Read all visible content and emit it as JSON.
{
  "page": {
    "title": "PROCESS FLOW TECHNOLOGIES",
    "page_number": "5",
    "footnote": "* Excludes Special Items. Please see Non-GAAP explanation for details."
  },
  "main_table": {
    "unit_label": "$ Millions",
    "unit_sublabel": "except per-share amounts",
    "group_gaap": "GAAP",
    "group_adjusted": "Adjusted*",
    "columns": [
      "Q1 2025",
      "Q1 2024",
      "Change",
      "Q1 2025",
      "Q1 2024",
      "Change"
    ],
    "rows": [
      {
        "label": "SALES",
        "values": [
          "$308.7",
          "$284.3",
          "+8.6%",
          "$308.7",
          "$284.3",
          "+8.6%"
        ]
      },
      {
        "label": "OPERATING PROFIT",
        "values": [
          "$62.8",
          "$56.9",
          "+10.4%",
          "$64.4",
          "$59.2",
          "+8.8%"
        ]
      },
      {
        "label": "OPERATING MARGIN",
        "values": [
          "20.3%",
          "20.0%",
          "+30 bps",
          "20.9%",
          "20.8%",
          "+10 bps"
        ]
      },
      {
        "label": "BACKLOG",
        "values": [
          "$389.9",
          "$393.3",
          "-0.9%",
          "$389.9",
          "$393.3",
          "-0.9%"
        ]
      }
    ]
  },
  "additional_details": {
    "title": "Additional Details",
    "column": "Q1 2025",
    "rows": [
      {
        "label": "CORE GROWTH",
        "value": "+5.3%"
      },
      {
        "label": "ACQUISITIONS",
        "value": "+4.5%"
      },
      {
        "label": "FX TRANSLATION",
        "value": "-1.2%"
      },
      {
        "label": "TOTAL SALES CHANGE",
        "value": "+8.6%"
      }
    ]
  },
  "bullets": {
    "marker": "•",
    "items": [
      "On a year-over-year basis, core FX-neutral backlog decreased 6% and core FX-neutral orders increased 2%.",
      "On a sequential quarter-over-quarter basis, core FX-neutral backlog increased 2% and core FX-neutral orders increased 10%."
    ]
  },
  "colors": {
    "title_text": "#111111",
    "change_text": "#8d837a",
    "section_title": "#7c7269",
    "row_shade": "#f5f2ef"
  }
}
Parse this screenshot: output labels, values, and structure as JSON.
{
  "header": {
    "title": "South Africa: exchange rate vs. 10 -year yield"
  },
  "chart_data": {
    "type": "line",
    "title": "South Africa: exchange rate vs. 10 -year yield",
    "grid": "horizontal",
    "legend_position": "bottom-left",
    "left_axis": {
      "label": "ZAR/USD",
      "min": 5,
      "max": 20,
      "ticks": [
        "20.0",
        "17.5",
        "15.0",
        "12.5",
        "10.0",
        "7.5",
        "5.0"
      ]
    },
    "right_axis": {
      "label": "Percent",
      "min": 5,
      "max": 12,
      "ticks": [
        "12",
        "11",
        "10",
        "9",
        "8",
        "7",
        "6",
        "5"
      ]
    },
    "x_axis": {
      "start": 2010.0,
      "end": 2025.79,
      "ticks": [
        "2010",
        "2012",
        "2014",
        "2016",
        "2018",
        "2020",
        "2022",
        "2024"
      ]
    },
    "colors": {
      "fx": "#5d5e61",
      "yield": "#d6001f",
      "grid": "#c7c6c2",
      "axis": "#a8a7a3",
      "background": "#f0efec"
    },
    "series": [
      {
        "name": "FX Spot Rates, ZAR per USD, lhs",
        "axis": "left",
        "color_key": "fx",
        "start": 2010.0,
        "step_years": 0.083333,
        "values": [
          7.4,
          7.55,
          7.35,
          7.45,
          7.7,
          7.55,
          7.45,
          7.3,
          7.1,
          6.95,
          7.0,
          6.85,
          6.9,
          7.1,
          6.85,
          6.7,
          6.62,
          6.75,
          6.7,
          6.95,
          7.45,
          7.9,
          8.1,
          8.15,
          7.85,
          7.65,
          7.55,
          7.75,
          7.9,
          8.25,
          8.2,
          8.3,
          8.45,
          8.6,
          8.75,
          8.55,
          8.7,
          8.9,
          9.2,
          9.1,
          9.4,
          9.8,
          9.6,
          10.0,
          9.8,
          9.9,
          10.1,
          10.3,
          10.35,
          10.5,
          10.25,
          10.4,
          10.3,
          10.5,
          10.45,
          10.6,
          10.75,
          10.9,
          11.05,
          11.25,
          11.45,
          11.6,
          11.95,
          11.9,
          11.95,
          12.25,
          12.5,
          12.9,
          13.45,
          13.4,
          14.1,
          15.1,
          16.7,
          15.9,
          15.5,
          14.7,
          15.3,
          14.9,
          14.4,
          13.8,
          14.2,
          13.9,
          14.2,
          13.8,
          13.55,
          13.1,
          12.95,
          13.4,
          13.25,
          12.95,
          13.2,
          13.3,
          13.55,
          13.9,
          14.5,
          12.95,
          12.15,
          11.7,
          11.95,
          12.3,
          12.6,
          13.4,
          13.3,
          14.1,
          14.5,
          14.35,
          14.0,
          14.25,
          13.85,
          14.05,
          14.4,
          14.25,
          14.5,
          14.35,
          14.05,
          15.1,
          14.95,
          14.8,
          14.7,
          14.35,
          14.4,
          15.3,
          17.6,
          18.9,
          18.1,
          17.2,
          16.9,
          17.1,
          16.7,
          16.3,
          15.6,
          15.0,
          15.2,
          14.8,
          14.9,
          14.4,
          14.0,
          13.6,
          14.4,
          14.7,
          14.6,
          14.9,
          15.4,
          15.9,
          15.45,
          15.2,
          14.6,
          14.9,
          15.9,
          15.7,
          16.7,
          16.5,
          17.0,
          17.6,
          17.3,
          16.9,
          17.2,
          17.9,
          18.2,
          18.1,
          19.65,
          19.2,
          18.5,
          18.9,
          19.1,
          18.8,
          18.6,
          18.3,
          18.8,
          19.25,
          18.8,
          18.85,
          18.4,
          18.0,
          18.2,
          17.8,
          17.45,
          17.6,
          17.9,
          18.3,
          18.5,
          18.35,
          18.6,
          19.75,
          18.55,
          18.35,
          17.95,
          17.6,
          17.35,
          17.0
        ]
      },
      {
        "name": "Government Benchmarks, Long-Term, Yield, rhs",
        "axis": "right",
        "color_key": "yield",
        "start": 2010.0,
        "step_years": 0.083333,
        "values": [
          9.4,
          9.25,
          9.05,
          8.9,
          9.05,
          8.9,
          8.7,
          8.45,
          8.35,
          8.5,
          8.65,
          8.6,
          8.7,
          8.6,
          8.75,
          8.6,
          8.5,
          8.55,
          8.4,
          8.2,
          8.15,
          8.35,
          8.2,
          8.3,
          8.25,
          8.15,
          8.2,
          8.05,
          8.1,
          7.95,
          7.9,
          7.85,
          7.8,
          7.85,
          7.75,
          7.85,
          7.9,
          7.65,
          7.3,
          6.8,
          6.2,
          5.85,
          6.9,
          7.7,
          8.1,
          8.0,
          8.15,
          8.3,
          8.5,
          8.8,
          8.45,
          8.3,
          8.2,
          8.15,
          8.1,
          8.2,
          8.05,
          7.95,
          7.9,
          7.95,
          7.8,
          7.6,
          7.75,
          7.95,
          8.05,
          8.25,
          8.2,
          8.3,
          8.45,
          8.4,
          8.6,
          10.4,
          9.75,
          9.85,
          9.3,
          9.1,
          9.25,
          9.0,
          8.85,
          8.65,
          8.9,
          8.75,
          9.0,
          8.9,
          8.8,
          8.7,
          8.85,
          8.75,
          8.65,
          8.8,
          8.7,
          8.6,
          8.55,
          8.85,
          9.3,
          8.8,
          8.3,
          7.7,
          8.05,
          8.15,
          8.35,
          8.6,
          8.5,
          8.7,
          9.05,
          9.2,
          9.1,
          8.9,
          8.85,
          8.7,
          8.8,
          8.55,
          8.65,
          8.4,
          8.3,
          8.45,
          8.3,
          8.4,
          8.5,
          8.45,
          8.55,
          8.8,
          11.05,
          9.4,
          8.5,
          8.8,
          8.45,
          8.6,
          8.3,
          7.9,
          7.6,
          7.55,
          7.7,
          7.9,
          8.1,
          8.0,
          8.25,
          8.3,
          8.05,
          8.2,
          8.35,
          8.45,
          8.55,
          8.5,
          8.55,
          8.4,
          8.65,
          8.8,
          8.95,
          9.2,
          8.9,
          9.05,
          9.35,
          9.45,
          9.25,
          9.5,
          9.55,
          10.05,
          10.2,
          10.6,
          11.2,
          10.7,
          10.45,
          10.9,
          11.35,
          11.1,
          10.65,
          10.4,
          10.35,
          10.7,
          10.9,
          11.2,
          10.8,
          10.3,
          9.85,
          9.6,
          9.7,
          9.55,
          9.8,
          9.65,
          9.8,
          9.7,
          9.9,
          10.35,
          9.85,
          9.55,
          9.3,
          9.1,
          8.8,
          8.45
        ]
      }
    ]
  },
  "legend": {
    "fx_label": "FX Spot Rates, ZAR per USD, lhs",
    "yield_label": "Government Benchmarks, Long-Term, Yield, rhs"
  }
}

| EXERCISE DESCRIPTION |
Search the records for the word "name", then list every line that has it.

| FINISHED EXERCISE |
        "name": "FX Spot Rates, ZAR per USD, lhs",
        "name": "Government Benchmarks, Long-Term, Yield, rhs",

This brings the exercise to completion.